Locate each line holding the string "JSON" and copy it.

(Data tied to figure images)
begin

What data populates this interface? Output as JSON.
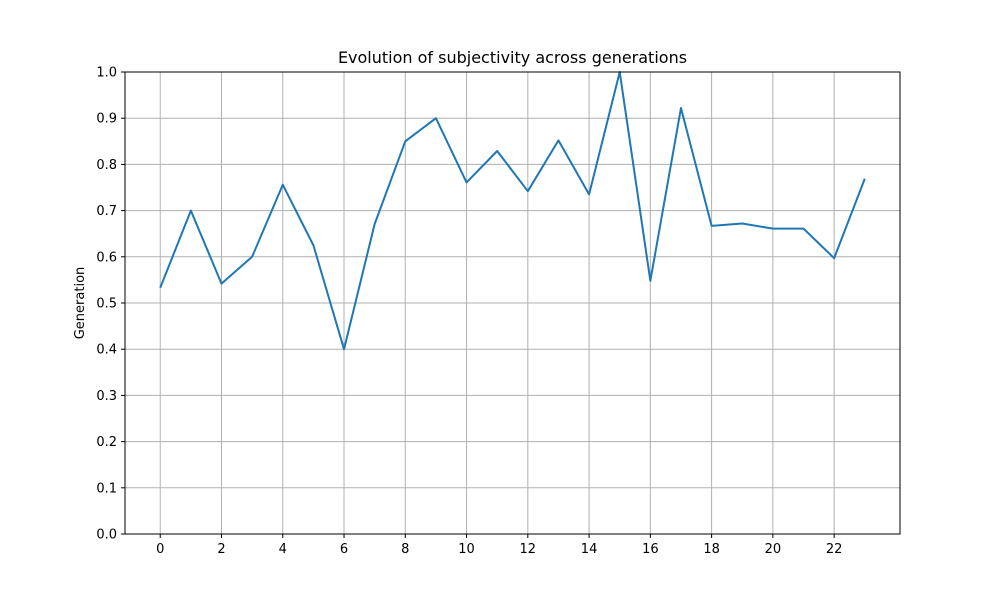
{
  "chart_data": {
    "type": "line",
    "title": "Evolution of subjectivity across generations",
    "xlabel": "",
    "ylabel": "Generation",
    "xlim": [
      -1.15,
      24.15
    ],
    "ylim": [
      0,
      1.0
    ],
    "grid": true,
    "x_ticks": [
      0,
      2,
      4,
      6,
      8,
      10,
      12,
      14,
      16,
      18,
      20,
      22
    ],
    "y_ticks": [
      0.0,
      0.1,
      0.2,
      0.3,
      0.4,
      0.5,
      0.6,
      0.7,
      0.8,
      0.9,
      1.0
    ],
    "y_tick_labels": [
      "0.0",
      "0.1",
      "0.2",
      "0.3",
      "0.4",
      "0.5",
      "0.6",
      "0.7",
      "0.8",
      "0.9",
      "1.0"
    ],
    "series": [
      {
        "color": "#1f77b4",
        "x": [
          0,
          1,
          2,
          3,
          4,
          5,
          6,
          7,
          8,
          9,
          10,
          11,
          12,
          13,
          14,
          15,
          16,
          17,
          18,
          19,
          20,
          21,
          22,
          23
        ],
        "values": [
          0.533,
          0.7,
          0.542,
          0.6,
          0.756,
          0.625,
          0.4,
          0.671,
          0.85,
          0.9,
          0.761,
          0.829,
          0.742,
          0.852,
          0.735,
          1.0,
          0.548,
          0.922,
          0.667,
          0.672,
          0.661,
          0.661,
          0.597,
          0.769
        ]
      }
    ]
  }
}
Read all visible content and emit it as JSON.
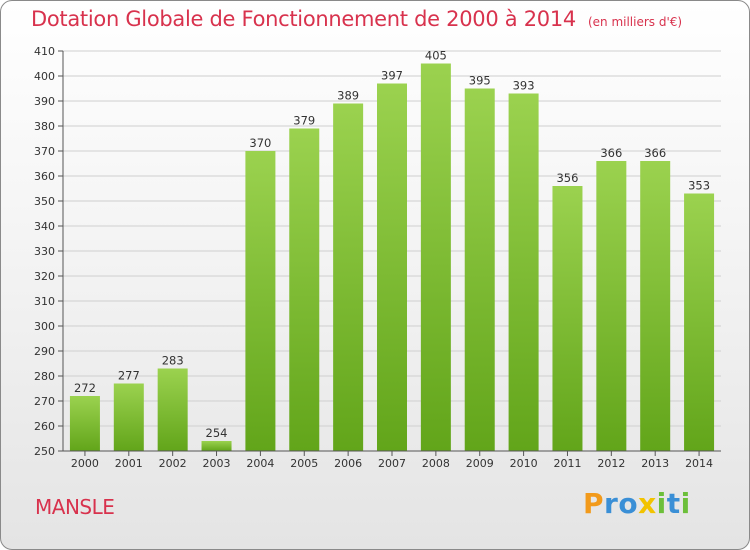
{
  "chart_data": {
    "type": "bar",
    "title": "Dotation Globale de Fonctionnement de 2000 à 2014",
    "subtitle": "(en milliers d'€)",
    "categories": [
      "2000",
      "2001",
      "2002",
      "2003",
      "2004",
      "2005",
      "2006",
      "2007",
      "2008",
      "2009",
      "2010",
      "2011",
      "2012",
      "2013",
      "2014"
    ],
    "values": [
      272,
      277,
      283,
      254,
      370,
      379,
      389,
      397,
      405,
      395,
      393,
      356,
      366,
      366,
      353
    ],
    "ylim": [
      250,
      410
    ],
    "yticks": [
      250,
      260,
      270,
      280,
      290,
      300,
      310,
      320,
      330,
      340,
      350,
      360,
      370,
      380,
      390,
      400,
      410
    ],
    "grid": true,
    "bar_color": "#8cc63e",
    "data_labels": true
  },
  "page": {
    "commune": "MANSLE",
    "logo": {
      "letters": [
        "P",
        "r",
        "o",
        "x",
        "i",
        "t",
        "i"
      ],
      "colors": [
        "#f29a1b",
        "#3a8fd6",
        "#3a8fd6",
        "#f2c300",
        "#6cbf3a",
        "#3a8fd6",
        "#6cbf3a"
      ]
    }
  },
  "colors": {
    "title": "#d8324d",
    "grid": "#cfcfcf",
    "axis": "#555555"
  }
}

end

Exercise solution:
What data populates this interface? Output as JSON.
Read all visible content and emit it as JSON.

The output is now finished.